> **Data shown**:
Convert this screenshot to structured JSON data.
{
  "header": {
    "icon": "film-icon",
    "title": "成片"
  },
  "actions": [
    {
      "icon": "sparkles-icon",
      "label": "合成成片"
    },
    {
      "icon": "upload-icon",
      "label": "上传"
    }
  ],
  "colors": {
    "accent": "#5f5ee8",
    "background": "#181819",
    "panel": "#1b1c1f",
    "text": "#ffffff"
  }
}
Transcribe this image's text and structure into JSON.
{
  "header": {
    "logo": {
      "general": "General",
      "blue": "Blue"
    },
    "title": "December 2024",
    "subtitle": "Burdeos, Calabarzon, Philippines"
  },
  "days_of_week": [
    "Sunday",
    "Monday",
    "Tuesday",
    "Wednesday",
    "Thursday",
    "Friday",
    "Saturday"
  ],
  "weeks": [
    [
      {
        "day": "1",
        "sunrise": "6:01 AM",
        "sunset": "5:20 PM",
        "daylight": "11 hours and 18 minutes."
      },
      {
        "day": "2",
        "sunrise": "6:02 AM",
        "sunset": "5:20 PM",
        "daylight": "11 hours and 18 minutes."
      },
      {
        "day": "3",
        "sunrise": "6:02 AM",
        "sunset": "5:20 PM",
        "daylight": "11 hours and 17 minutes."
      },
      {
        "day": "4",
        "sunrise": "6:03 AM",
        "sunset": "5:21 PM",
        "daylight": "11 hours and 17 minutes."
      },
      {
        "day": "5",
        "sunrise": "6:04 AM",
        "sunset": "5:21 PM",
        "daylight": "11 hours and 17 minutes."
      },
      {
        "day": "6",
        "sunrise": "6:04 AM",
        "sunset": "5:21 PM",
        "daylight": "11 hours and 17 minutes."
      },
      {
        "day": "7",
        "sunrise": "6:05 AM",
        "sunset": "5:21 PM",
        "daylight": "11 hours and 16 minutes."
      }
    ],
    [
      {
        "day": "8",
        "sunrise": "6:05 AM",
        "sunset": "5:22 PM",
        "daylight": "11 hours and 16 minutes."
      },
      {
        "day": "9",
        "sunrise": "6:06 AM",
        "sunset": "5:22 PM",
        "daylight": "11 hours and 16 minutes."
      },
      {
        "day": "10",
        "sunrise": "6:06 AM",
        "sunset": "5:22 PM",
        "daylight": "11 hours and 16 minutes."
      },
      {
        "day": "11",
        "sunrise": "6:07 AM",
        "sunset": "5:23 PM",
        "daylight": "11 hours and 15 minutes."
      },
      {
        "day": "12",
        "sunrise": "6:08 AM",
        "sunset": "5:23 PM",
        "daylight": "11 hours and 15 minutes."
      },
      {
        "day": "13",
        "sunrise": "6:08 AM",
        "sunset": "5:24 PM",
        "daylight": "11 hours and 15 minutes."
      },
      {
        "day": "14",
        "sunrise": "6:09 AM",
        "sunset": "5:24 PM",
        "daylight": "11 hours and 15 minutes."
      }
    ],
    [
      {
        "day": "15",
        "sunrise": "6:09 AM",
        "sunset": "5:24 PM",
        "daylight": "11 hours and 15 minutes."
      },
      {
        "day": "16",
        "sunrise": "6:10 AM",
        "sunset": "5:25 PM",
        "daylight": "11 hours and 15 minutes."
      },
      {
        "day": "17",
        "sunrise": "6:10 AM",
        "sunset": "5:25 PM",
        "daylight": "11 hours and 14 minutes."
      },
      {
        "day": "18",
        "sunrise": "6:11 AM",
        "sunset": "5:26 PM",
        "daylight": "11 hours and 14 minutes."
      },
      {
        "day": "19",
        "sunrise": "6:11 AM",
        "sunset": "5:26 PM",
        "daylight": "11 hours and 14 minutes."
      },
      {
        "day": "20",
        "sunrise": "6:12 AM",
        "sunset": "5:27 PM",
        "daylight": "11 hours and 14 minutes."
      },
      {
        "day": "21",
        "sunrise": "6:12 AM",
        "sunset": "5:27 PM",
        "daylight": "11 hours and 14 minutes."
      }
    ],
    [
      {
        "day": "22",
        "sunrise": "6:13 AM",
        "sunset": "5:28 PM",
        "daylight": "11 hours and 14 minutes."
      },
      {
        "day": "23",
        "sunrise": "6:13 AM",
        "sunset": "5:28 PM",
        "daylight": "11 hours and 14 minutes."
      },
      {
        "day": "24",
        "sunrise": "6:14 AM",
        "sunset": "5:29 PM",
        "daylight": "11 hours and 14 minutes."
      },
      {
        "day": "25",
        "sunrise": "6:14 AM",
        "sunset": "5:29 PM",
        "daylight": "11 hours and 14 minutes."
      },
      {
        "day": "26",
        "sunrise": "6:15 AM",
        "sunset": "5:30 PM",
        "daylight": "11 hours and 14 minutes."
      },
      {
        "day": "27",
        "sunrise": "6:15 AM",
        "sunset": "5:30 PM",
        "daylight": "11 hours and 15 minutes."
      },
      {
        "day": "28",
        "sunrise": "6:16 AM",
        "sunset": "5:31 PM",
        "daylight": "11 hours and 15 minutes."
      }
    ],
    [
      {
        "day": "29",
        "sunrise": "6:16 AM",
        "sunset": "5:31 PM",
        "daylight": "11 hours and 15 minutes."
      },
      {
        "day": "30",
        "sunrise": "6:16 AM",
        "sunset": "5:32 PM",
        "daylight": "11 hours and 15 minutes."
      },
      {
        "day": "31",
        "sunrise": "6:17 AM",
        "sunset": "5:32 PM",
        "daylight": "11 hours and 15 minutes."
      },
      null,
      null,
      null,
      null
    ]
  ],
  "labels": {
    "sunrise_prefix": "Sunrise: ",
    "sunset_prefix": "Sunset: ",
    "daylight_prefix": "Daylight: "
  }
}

> **What is asked**:
Determine how many lines of the material include the string "text". Output only that count.

> **The completed task**:
2